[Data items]
^^^^^^^^

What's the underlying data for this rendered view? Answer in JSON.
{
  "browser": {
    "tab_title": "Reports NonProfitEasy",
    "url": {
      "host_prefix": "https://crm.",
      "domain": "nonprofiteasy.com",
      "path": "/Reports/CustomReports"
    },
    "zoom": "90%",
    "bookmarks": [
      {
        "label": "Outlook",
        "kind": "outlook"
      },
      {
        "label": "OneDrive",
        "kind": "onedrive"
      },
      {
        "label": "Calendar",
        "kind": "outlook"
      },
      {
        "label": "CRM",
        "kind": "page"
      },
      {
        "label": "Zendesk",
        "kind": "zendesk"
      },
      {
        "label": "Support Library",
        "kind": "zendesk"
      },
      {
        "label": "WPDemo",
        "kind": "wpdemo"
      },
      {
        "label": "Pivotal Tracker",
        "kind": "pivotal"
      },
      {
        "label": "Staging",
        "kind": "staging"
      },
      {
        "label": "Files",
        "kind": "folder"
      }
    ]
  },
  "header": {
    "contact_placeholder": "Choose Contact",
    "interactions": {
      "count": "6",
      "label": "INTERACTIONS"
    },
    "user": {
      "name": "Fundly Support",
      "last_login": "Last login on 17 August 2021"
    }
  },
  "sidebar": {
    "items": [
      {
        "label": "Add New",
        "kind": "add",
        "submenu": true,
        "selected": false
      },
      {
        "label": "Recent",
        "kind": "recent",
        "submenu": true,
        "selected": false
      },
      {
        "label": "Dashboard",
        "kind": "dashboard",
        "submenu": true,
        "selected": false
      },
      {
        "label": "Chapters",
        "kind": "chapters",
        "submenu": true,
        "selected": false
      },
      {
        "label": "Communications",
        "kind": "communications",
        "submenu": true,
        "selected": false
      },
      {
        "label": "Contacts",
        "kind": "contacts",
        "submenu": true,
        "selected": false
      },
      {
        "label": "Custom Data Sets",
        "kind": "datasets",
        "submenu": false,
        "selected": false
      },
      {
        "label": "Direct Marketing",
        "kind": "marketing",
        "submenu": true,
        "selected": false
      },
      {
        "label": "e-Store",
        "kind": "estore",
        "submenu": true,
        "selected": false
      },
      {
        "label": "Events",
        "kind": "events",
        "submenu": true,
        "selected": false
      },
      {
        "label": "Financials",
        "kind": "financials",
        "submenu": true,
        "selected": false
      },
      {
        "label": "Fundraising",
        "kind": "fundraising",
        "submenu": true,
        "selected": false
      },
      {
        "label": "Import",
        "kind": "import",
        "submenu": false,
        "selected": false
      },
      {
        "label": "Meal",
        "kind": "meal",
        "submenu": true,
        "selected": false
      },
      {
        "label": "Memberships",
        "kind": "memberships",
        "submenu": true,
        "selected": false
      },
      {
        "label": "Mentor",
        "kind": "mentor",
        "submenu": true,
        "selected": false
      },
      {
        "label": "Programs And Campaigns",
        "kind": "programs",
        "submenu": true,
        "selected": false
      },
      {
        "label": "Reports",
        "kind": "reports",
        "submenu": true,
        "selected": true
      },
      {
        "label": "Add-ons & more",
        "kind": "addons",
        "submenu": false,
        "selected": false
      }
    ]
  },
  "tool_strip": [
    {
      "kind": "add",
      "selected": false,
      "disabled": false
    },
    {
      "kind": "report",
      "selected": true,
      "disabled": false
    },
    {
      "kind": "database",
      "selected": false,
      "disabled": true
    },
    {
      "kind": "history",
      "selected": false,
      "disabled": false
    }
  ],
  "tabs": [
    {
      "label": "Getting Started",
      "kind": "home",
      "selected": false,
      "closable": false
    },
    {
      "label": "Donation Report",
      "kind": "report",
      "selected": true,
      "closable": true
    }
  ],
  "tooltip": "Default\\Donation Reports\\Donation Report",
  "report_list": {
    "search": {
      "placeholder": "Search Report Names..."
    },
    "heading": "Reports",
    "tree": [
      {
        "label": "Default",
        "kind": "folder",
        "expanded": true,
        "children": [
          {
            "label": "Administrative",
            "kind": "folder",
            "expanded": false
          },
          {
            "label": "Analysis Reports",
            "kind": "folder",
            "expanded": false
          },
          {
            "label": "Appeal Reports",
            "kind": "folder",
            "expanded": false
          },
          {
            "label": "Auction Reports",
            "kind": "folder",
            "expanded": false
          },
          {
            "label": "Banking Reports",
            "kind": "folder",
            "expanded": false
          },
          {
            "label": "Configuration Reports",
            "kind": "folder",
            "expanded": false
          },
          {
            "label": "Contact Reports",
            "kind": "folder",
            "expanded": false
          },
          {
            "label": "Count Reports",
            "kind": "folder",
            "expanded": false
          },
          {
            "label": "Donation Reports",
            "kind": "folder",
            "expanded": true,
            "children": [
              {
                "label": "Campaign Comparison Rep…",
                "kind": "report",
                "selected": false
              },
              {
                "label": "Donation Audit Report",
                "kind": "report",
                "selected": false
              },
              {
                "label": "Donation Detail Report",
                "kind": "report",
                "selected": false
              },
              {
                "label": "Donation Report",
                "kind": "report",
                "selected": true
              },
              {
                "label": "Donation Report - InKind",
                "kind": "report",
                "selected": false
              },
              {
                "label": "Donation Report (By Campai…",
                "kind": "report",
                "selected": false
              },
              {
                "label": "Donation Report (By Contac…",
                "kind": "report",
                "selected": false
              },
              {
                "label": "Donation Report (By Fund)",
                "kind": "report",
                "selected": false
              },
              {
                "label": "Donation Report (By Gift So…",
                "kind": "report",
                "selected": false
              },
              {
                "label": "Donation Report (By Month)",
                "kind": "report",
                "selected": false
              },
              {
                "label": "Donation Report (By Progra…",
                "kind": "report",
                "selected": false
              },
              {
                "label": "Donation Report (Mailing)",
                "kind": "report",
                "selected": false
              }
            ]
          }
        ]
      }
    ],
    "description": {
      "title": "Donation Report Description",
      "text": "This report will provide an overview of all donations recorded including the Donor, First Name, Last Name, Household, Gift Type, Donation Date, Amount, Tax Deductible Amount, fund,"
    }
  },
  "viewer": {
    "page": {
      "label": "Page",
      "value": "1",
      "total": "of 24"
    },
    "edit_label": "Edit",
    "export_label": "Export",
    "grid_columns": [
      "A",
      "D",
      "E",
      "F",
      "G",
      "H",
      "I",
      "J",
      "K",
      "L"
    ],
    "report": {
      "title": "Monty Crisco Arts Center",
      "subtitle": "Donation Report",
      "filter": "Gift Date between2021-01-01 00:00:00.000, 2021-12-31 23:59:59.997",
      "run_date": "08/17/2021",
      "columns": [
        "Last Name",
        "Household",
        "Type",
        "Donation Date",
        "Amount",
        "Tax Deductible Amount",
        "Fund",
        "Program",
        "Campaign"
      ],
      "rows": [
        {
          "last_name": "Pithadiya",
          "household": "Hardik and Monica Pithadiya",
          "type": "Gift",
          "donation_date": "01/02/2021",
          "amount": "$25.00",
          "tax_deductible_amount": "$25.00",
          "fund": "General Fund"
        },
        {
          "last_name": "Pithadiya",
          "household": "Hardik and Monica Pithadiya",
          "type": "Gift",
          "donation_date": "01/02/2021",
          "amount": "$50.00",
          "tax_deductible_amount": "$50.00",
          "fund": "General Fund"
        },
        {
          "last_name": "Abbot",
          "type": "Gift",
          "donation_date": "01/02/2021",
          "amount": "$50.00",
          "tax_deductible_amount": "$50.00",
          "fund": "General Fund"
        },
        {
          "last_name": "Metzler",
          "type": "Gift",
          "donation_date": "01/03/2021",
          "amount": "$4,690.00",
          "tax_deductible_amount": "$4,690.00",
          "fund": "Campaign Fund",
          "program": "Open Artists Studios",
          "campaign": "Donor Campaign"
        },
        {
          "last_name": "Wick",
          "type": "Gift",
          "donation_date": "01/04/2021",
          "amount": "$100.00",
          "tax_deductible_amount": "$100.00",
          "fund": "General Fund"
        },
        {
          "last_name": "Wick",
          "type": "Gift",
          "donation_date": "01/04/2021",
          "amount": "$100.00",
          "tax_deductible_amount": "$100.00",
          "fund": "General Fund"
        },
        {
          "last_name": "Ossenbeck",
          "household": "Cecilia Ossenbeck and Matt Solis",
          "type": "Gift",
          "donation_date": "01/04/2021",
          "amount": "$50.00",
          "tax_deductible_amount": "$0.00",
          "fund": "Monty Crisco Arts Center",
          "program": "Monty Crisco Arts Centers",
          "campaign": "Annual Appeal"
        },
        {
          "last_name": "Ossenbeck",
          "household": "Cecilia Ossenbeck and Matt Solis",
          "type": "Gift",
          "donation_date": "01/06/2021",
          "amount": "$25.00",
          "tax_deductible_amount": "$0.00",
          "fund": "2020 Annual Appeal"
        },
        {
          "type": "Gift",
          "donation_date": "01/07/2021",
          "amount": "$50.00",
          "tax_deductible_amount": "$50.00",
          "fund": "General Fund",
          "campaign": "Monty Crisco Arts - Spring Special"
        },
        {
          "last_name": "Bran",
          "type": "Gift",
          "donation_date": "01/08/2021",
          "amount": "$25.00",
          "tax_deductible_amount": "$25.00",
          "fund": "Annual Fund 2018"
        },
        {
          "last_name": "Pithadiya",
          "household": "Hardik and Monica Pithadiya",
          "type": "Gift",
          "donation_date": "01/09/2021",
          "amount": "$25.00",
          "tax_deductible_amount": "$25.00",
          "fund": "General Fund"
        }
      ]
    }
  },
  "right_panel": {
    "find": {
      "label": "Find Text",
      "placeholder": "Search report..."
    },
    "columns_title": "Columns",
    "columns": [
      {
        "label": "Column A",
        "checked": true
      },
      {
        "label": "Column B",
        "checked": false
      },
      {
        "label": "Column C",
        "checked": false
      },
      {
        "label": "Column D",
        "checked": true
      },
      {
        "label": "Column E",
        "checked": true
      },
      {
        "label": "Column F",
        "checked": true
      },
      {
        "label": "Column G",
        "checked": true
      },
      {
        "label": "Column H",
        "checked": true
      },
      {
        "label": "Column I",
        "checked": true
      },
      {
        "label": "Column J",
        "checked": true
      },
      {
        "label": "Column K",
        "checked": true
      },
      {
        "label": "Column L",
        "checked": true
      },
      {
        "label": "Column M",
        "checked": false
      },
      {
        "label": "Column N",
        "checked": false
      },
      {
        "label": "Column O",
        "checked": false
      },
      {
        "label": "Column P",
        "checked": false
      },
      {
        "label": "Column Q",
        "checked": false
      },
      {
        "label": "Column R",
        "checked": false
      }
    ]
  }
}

^^^^^^^^

From the records, copy every line that has the string "Donor" in it.

> _Exercise output_:
      "text": "This report will provide an overview of all donations recorded including the Donor, First Name, Last Name, Household, Gift Type, Donation Date, Amount, Tax Deductible Amount, fund,"
          "campaign": "Donor Campaign"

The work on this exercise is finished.